» Stated problem 1
Copy the records line for line, everything from their first line down to the line containing "series-area: [62, 104, 397, 261]", with both of those lines included.

** START OF Article **

# BBA is PEARLING!!! Help.



## eaglesaquarium (Nov 12, 2013)

Hey folks, quick background and then to the main problem:

Lighting: 128W (4 x32W T8 shop lights)
Tank: 100+Gallons (6 feet long x18 inches high)
Plants: 3 different hygro species, 2 different bacopa species, roseafolia, cabomba, amazon sword, dwarf hairgrass.
Photo period: 9 hours.
Fertilization: Using EI dosing for 100 Gallons, with chelated iron.
Substrate: FloraMax where the plants are rooted, black sand in the other areas.


Problems with this tank: I've been struggling with BBA for a while. So, I started dosing liquid carbon at a rate of 2x the recommended for the volume of water. That didn't seem to be doing any good... BBA just grew in thicker and thicker. (I could actually remove it in sheets from the glass in the back and the rocks.)

So, I decided to add pressurized CO2. Have a 20lb. tank and am trying to get the levels with that just right. I am dosing CO2 24/7 (no solenoid), and the fish are responding well, no issues there, but the drop checkers aren't showing that the levels are quite high enough during the day light hours. 

Anyway, the stinking lousy BBA is now PEARLING. So, whatever I am doing the BBA is LOVING IT! But, the plants on the other hand are very slow to respond.

** END OF Article **
** START OF Data **

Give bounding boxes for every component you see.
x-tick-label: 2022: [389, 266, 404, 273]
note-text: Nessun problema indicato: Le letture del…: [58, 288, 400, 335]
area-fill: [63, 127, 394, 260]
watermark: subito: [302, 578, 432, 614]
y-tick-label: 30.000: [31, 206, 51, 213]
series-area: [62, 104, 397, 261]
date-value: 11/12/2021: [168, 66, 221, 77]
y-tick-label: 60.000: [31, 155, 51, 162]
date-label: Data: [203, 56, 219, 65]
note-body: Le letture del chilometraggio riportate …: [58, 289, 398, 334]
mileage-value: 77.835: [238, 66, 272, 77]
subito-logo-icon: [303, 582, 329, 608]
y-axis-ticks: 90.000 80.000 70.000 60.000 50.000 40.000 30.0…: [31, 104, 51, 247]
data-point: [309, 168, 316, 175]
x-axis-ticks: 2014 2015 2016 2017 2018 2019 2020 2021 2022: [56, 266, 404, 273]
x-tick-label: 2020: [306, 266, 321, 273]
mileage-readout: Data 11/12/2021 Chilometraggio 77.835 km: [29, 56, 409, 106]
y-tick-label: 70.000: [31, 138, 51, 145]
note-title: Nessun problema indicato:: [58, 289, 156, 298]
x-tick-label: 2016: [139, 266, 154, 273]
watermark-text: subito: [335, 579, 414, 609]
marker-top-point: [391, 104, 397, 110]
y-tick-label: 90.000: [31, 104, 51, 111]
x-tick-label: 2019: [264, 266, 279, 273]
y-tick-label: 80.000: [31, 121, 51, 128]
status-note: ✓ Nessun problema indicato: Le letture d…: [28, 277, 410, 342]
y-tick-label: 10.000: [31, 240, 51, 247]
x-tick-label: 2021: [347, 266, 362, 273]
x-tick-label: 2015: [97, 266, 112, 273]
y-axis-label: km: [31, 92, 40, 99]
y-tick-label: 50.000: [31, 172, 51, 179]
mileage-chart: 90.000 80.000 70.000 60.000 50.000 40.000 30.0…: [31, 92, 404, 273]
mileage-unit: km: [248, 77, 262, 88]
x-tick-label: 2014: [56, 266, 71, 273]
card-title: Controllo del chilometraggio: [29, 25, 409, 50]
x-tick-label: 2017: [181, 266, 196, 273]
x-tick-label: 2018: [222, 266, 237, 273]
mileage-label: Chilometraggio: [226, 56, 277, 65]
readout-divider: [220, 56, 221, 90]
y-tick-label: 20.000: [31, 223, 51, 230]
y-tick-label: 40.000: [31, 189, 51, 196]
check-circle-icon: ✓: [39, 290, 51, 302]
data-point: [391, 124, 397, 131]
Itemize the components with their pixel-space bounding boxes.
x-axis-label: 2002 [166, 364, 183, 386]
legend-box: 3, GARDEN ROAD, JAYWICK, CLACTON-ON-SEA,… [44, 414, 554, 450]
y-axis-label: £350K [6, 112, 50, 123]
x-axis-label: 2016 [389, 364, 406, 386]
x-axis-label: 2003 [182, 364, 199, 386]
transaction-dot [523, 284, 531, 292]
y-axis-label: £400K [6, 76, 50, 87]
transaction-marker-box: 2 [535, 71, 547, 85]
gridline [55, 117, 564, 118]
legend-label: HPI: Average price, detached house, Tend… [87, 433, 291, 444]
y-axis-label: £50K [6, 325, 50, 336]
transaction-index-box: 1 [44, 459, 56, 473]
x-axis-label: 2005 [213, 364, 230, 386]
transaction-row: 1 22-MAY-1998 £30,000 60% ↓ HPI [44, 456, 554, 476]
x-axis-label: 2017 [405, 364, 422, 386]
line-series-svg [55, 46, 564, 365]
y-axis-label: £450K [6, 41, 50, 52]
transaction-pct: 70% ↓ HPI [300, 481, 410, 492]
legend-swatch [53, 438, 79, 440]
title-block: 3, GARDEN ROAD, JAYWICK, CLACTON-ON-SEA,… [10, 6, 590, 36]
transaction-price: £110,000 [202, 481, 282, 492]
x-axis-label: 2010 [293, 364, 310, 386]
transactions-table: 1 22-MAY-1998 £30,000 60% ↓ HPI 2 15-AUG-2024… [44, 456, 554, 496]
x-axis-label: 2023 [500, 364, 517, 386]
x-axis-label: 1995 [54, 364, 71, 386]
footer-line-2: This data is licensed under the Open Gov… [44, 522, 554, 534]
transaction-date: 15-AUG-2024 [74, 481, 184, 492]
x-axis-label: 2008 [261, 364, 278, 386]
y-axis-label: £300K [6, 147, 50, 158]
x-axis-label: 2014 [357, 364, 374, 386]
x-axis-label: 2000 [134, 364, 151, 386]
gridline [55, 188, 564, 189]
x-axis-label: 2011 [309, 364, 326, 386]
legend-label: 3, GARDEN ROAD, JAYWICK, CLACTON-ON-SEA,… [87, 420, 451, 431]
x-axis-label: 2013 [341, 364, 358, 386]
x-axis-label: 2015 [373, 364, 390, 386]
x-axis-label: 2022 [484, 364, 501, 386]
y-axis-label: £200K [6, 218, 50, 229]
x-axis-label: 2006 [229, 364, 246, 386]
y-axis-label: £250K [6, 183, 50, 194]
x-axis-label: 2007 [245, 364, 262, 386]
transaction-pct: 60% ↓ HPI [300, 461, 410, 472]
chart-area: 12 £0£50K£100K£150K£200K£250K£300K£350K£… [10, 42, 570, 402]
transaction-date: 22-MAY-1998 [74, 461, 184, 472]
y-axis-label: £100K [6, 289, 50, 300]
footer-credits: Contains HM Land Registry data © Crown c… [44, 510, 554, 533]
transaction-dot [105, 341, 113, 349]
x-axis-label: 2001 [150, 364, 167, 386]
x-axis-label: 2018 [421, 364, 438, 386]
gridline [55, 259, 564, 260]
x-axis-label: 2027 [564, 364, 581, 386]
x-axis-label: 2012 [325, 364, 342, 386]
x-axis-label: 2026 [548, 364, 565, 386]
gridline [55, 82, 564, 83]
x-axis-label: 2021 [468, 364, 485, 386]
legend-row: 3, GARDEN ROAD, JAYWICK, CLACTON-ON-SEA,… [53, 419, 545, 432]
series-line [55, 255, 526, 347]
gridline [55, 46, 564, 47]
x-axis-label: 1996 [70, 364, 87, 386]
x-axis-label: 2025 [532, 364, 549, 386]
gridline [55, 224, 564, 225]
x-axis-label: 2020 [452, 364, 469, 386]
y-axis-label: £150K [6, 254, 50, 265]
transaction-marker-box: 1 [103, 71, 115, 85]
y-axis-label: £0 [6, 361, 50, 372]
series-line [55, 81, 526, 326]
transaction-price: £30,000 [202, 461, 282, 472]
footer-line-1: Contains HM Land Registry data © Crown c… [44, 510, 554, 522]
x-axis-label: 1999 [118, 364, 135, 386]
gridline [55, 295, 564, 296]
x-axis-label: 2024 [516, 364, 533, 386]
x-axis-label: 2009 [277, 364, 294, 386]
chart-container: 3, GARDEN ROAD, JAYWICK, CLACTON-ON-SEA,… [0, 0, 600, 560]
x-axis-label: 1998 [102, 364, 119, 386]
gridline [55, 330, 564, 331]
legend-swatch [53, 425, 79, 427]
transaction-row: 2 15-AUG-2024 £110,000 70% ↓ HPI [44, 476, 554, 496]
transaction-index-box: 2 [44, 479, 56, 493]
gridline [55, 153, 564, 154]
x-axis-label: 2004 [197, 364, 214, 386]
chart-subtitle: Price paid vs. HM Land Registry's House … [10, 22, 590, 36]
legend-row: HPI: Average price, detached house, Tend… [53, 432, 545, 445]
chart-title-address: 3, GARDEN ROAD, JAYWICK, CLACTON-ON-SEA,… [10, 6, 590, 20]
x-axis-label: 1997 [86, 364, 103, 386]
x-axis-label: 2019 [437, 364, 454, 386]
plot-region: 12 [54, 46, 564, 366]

** END OF Data **

» Stated problem 2
Continue the forum post about BBA pearling in the planted tank from the point where it stops.

» Task output 1
Give bounding boxes for every component you see.
x-tick-label: 2022: [389, 266, 404, 273]
note-text: Nessun problema indicato: Le letture del…: [58, 288, 400, 335]
area-fill: [63, 127, 394, 260]
watermark: subito: [302, 578, 432, 614]
y-tick-label: 30.000: [31, 206, 51, 213]
series-area: [62, 104, 397, 261]

» Task output 2
The bacopa in one section of the tank is growing GREAT! The bacopa in the other end of the tank is not. It is getting covered with algae.


I had a circulation pump on, and it didn't seem to be helping, as many of the bubbles of CO2 weren't dissolved fully. So, I've reverted the pump to a powerhead, and the powerhead is no sucking the CO2 in and chopping it up perfectly with the impellor. So, I'm now getting 100% efficiency (or nearly). But, I fear the circulation isn't high enough.


I have two Penguin 350s on the tank, plus the powerhead (170GpH). In circulation pump mode it was 750 GpH.


Is my problem just circulation, not enough CO2, or both? Do I need to add an additional circulation pump to raise the circulation in addition to the powerhead that's chopping up the CO2 bubbles?


----------



## DarkCobra (Jun 22, 2004)

Can you post a picture? BBA doesn't normally grow on glass. Especially in removable sheets. Or pearl. Sounds more like B*G*A.


----------



## eaglesaquarium (Nov 12, 2013)

I might have an older pic, but nothing up to date right now. Maybe tomorrow.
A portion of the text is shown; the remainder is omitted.